Source material:

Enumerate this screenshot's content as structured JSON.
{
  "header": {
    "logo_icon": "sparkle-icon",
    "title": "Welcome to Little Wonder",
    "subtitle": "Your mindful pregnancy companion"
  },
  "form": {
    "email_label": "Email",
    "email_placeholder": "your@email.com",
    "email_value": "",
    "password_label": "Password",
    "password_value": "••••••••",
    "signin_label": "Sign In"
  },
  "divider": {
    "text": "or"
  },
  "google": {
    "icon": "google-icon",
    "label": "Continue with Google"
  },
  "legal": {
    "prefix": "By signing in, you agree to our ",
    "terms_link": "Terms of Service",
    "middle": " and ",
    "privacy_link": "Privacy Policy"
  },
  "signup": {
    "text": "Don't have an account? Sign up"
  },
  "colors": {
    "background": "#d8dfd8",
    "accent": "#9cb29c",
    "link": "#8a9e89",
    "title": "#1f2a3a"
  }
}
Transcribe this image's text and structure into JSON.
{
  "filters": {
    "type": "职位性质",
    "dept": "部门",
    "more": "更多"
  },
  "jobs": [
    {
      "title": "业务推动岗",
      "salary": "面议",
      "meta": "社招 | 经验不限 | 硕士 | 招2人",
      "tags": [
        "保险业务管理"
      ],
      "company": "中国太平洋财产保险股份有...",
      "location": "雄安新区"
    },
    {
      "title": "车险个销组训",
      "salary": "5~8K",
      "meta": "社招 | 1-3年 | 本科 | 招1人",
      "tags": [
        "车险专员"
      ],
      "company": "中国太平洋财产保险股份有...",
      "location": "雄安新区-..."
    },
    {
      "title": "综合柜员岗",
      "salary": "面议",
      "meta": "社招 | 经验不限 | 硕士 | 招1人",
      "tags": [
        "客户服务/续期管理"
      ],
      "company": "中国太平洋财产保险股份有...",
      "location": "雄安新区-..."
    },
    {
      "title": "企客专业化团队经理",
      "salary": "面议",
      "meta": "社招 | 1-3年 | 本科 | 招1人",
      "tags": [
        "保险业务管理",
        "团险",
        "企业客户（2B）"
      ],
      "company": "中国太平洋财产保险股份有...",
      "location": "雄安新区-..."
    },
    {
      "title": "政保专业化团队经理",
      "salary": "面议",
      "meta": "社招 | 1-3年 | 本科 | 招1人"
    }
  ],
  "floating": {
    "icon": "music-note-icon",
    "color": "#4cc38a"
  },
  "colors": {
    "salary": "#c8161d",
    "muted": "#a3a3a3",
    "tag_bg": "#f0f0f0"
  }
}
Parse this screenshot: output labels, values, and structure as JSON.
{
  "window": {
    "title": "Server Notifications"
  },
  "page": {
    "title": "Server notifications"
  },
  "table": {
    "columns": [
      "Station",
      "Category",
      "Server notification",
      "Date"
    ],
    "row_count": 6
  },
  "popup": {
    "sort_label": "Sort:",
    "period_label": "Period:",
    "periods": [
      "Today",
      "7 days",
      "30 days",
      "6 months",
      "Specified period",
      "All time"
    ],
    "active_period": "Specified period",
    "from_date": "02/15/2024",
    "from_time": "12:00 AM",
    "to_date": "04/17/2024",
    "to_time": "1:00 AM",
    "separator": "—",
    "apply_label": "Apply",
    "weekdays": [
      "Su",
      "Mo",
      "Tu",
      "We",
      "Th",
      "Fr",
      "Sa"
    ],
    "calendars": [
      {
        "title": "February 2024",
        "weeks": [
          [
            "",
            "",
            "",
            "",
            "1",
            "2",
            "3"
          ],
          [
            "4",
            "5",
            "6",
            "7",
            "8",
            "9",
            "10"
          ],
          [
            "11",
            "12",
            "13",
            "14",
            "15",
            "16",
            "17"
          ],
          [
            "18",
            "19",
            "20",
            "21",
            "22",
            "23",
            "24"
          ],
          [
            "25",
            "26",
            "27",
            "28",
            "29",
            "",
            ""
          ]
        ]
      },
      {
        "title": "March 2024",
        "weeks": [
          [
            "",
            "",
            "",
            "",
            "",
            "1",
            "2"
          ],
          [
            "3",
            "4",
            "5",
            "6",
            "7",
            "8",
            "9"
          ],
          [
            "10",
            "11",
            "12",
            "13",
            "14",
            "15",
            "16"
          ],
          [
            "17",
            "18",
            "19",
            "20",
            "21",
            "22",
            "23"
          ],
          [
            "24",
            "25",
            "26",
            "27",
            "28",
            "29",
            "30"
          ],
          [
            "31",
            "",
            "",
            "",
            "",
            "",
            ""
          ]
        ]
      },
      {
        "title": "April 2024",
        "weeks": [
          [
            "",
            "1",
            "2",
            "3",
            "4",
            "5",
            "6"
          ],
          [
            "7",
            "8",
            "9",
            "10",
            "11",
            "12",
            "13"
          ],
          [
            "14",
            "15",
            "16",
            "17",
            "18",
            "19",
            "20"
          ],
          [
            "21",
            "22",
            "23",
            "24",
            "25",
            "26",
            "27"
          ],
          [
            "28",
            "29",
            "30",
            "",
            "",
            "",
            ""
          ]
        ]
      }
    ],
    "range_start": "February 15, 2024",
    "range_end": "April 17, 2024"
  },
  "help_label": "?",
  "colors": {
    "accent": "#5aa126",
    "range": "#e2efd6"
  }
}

Instruction: Take the records above and return them exactly as written.

Complete answer:
Enumerate this screenshot's content as structured JSON.
{
  "header": {
    "logo_icon": "sparkle-icon",
    "title": "Welcome to Little Wonder",
    "subtitle": "Your mindful pregnancy companion"
  },
  "form": {
    "email_label": "Email",
    "email_placeholder": "your@email.com",
    "email_value": "",
    "password_label": "Password",
    "password_value": "••••••••",
    "signin_label": "Sign In"
  },
  "divider": {
    "text": "or"
  },
  "google": {
    "icon": "google-icon",
    "label": "Continue with Google"
  },
  "legal": {
    "prefix": "By signing in, you agree to our ",
    "terms_link": "Terms of Service",
    "middle": " and ",
    "privacy_link": "Privacy Policy"
  },
  "signup": {
    "text": "Don't have an account? Sign up"
  },
  "colors": {
    "background": "#d8dfd8",
    "accent": "#9cb29c",
    "link": "#8a9e89",
    "title": "#1f2a3a"
  }
}
Transcribe this image's text and structure into JSON.
{
  "filters": {
    "type": "职位性质",
    "dept": "部门",
    "more": "更多"
  },
  "jobs": [
    {
      "title": "业务推动岗",
      "salary": "面议",
      "meta": "社招 | 经验不限 | 硕士 | 招2人",
      "tags": [
        "保险业务管理"
      ],
      "company": "中国太平洋财产保险股份有...",
      "location": "雄安新区"
    },
    {
      "title": "车险个销组训",
      "salary": "5~8K",
      "meta": "社招 | 1-3年 | 本科 | 招1人",
      "tags": [
        "车险专员"
      ],
      "company": "中国太平洋财产保险股份有...",
      "location": "雄安新区-..."
    },
    {
      "title": "综合柜员岗",
      "salary": "面议",
      "meta": "社招 | 经验不限 | 硕士 | 招1人",
      "tags": [
        "客户服务/续期管理"
      ],
      "company": "中国太平洋财产保险股份有...",
      "location": "雄安新区-..."
    },
    {
      "title": "企客专业化团队经理",
      "salary": "面议",
      "meta": "社招 | 1-3年 | 本科 | 招1人",
      "tags": [
        "保险业务管理",
        "团险",
        "企业客户（2B）"
      ],
      "company": "中国太平洋财产保险股份有...",
      "location": "雄安新区-..."
    },
    {
      "title": "政保专业化团队经理",
      "salary": "面议",
      "meta": "社招 | 1-3年 | 本科 | 招1人"
    }
  ],
  "floating": {
    "icon": "music-note-icon",
    "color": "#4cc38a"
  },
  "colors": {
    "salary": "#c8161d",
    "muted": "#a3a3a3",
    "tag_bg": "#f0f0f0"
  }
}
Parse this screenshot: output labels, values, and structure as JSON.
{
  "window": {
    "title": "Server Notifications"
  },
  "page": {
    "title": "Server notifications"
  },
  "table": {
    "columns": [
      "Station",
      "Category",
      "Server notification",
      "Date"
    ],
    "row_count": 6
  },
  "popup": {
    "sort_label": "Sort:",
    "period_label": "Period:",
    "periods": [
      "Today",
      "7 days",
      "30 days",
      "6 months",
      "Specified period",
      "All time"
    ],
    "active_period": "Specified period",
    "from_date": "02/15/2024",
    "from_time": "12:00 AM",
    "to_date": "04/17/2024",
    "to_time": "1:00 AM",
    "separator": "—",
    "apply_label": "Apply",
    "weekdays": [
      "Su",
      "Mo",
      "Tu",
      "We",
      "Th",
      "Fr",
      "Sa"
    ],
    "calendars": [
      {
        "title": "February 2024",
        "weeks": [
          [
            "",
            "",
            "",
            "",
            "1",
            "2",
            "3"
          ],
          [
            "4",
            "5",
            "6",
            "7",
            "8",
            "9",
            "10"
          ],
          [
            "11",
            "12",
            "13",
            "14",
            "15",
            "16",
            "17"
          ],
          [
            "18",
            "19",
            "20",
            "21",
            "22",
            "23",
            "24"
          ],
          [
            "25",
            "26",
            "27",
            "28",
            "29",
            "",
            ""
          ]
        ]
      },
      {
        "title": "March 2024",
        "weeks": [
          [
            "",
            "",
            "",
            "",
            "",
            "1",
            "2"
          ],
          [
            "3",
            "4",
            "5",
            "6",
            "7",
            "8",
            "9"
          ],
          [
            "10",
            "11",
            "12",
            "13",
            "14",
            "15",
            "16"
          ],
          [
            "17",
            "18",
            "19",
            "20",
            "21",
            "22",
            "23"
          ],
          [
            "24",
            "25",
            "26",
            "27",
            "28",
            "29",
            "30"
          ],
          [
            "31",
            "",
            "",
            "",
            "",
            "",
            ""
          ]
        ]
      },
      {
        "title": "April 2024",
        "weeks": [
          [
            "",
            "1",
            "2",
            "3",
            "4",
            "5",
            "6"
          ],
          [
            "7",
            "8",
            "9",
            "10",
            "11",
            "12",
            "13"
          ],
          [
            "14",
            "15",
            "16",
            "17",
            "18",
            "19",
            "20"
          ],
          [
            "21",
            "22",
            "23",
            "24",
            "25",
            "26",
            "27"
          ],
          [
            "28",
            "29",
            "30",
            "",
            "",
            "",
            ""
          ]
        ]
      }
    ],
    "range_start": "February 15, 2024",
    "range_end": "April 17, 2024"
  },
  "help_label": "?",
  "colors": {
    "accent": "#5aa126",
    "range": "#e2efd6"
  }
}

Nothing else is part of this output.